Track down every line below that holds "rates" and copy it.

-- begin Stored data --

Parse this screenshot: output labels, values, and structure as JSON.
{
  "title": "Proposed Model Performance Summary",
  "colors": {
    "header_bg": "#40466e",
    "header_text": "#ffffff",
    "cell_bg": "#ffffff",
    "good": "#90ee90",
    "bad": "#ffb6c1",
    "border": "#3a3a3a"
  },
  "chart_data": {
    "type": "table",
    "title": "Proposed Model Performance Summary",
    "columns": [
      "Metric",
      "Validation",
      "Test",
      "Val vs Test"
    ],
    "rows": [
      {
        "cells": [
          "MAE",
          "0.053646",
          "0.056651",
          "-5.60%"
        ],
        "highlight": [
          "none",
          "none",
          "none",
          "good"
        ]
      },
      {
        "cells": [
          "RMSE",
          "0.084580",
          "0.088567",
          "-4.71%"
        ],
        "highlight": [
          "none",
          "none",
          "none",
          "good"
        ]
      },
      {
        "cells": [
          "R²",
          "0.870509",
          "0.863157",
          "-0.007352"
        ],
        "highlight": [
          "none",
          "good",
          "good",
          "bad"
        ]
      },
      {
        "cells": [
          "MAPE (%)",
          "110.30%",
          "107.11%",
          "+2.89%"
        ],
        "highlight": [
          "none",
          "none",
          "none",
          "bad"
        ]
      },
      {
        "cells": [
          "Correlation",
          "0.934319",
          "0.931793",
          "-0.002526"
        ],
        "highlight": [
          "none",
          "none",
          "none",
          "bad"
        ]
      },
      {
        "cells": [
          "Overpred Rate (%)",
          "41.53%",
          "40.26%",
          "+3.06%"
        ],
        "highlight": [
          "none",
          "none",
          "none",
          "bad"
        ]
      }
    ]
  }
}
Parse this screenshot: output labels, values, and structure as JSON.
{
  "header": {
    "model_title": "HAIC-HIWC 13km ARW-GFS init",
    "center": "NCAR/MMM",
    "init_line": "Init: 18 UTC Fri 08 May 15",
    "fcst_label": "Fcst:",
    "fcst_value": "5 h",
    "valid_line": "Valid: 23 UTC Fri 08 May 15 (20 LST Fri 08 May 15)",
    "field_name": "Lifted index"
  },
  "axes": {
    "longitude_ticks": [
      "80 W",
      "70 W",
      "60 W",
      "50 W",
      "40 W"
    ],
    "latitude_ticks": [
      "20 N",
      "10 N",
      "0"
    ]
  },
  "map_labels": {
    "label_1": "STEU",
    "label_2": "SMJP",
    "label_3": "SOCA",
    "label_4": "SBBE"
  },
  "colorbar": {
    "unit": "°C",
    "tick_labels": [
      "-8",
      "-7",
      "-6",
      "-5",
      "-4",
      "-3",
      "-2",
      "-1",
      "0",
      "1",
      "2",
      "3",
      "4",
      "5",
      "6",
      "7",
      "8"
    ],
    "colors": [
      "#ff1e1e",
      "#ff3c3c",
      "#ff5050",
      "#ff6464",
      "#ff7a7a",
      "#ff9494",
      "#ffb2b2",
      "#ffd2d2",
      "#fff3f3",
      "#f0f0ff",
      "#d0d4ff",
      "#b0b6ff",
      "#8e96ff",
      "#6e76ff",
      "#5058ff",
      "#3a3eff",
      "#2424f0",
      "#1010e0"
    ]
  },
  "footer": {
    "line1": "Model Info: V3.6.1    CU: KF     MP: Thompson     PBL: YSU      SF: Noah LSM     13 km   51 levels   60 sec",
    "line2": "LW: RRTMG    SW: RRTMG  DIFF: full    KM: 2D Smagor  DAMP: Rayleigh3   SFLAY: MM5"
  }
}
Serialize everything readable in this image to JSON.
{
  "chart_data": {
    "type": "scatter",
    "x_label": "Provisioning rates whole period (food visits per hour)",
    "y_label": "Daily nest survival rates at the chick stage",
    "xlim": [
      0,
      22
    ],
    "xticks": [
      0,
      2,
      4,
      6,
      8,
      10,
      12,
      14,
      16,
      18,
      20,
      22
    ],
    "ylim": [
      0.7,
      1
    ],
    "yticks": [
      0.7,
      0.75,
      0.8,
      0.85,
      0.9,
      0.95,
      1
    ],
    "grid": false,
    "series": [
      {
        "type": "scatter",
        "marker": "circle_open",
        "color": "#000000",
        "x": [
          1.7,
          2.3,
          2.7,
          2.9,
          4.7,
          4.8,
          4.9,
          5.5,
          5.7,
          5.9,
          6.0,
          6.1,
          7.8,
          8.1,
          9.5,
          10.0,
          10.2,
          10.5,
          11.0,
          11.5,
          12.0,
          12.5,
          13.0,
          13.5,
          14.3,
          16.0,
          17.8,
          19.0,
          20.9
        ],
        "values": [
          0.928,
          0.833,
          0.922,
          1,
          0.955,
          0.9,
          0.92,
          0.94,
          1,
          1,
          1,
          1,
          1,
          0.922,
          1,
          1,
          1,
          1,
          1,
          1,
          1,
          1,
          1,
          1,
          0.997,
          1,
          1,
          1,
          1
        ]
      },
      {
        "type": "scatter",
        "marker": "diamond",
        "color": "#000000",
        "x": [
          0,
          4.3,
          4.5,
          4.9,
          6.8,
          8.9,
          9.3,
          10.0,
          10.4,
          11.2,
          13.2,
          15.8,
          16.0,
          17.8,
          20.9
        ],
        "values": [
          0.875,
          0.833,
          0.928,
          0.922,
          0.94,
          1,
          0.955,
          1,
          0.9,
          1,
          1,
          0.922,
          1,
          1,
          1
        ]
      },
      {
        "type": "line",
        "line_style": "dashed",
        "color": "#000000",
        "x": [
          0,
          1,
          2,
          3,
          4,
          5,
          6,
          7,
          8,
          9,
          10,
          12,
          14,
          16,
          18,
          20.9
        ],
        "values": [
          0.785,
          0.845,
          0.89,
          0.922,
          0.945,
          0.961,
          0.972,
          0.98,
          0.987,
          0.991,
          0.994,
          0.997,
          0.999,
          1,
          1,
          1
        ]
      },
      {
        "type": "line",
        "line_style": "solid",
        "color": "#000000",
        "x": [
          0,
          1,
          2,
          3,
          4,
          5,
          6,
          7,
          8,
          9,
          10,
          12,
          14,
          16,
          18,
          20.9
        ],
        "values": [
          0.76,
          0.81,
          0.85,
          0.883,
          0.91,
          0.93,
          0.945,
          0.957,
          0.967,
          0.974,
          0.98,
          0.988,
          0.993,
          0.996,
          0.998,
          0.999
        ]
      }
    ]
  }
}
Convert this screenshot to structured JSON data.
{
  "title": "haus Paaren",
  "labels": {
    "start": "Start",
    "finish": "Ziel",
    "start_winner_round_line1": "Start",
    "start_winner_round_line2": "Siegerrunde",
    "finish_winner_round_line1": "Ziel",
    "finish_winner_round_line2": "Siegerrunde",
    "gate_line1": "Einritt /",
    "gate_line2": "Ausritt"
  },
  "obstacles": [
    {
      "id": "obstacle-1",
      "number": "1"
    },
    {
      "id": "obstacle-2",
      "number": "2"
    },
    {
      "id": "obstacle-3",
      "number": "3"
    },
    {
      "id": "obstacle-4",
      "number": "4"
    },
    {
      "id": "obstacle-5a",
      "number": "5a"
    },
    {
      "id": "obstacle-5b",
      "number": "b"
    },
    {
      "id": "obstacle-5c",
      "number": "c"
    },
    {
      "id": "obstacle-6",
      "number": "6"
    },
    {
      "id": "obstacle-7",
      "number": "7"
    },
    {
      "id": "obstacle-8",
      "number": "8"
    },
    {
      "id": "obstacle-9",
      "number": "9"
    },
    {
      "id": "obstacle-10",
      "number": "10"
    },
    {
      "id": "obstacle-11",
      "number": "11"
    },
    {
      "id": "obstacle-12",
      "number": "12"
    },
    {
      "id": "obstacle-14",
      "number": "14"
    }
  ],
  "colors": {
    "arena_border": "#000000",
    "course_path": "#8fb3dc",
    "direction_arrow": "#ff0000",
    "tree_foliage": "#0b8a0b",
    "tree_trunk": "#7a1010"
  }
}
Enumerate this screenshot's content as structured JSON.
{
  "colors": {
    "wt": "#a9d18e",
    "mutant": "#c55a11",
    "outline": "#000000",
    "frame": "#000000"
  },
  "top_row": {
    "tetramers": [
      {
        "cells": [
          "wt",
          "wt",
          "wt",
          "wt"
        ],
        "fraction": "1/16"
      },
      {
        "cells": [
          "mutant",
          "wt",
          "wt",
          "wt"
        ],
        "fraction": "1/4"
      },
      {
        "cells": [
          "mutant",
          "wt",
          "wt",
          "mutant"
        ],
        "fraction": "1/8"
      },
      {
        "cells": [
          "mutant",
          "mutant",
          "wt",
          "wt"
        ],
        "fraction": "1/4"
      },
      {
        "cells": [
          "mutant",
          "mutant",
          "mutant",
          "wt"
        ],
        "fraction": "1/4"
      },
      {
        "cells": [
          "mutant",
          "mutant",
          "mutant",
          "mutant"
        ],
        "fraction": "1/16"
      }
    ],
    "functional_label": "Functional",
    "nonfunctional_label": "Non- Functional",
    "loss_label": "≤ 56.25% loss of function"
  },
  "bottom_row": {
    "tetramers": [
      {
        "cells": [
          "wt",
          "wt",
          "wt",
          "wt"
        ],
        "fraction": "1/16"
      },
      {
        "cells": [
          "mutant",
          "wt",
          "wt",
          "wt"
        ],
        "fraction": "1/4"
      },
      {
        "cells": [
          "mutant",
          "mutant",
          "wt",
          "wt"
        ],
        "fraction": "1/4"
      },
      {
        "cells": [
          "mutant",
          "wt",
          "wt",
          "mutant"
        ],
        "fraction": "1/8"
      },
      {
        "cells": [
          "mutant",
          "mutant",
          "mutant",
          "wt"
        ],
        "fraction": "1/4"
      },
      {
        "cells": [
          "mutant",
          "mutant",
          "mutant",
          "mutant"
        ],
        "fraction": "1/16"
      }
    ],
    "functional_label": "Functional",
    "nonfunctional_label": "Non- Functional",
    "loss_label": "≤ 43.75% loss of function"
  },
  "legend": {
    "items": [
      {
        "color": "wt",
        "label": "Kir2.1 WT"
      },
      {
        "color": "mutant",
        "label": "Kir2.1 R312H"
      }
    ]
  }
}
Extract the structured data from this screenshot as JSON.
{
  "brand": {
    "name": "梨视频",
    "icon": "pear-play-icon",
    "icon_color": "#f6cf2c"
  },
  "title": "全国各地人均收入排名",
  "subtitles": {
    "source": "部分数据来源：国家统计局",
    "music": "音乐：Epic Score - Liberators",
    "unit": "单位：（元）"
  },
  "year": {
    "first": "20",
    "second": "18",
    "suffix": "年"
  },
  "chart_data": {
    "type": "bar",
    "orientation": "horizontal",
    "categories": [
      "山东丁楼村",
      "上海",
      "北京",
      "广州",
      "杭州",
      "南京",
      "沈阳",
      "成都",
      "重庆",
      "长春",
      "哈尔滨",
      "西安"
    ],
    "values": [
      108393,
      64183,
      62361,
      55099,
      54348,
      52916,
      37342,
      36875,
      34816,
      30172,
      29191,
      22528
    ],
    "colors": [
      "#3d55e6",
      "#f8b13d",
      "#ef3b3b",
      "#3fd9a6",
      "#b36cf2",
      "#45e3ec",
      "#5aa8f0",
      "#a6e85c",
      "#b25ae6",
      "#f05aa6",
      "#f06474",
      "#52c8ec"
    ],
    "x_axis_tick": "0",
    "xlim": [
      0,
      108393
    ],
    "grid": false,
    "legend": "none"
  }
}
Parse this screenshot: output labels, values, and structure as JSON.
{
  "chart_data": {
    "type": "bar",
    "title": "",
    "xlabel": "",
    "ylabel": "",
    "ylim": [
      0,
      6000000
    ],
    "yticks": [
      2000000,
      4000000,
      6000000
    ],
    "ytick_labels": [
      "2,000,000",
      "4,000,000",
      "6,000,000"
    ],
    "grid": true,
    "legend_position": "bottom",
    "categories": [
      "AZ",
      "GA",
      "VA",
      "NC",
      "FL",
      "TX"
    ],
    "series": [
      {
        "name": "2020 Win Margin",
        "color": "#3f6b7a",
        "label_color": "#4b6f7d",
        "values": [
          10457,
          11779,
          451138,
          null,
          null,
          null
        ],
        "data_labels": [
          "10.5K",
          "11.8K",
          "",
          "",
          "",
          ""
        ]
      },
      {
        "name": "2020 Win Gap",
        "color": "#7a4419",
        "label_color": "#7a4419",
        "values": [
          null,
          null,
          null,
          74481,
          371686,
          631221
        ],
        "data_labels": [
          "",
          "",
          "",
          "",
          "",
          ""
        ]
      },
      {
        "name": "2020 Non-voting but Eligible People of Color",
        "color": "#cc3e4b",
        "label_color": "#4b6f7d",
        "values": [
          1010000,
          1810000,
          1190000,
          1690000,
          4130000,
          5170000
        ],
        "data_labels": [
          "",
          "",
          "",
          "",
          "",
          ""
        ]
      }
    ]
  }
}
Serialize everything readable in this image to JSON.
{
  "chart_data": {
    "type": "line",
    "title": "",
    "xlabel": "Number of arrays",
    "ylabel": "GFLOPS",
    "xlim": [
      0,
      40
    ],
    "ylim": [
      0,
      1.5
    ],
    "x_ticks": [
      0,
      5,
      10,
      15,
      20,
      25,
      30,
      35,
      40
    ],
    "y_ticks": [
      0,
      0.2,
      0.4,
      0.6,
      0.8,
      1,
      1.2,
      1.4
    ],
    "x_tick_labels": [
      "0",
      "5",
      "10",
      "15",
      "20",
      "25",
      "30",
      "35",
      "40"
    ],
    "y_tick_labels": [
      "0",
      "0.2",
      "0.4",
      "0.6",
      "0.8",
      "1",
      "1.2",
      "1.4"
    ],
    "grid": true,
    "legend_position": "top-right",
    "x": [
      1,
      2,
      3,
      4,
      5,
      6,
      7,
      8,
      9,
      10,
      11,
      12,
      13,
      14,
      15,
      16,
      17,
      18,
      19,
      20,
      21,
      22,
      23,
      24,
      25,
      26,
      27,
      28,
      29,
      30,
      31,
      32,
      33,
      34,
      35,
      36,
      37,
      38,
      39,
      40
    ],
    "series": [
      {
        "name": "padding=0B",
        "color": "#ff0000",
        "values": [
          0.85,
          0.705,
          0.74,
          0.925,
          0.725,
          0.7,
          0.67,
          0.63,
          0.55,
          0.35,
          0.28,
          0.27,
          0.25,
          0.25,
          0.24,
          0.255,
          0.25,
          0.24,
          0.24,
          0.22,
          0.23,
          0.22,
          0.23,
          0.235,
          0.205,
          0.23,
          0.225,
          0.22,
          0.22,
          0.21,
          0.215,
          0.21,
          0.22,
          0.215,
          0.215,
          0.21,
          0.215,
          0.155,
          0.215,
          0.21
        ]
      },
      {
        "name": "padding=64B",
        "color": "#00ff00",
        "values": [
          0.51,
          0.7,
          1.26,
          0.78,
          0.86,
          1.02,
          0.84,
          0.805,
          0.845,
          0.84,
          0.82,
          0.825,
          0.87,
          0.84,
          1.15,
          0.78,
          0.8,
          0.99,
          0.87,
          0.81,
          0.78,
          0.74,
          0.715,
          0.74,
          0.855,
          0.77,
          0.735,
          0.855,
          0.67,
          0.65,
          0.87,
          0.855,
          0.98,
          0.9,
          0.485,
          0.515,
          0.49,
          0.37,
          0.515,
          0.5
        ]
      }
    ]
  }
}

-- end Stored data --

— Answer —
    "x_label": "Provisioning rates whole period (food visits per hour)",
    "y_label": "Daily nest survival rates at the chick stage",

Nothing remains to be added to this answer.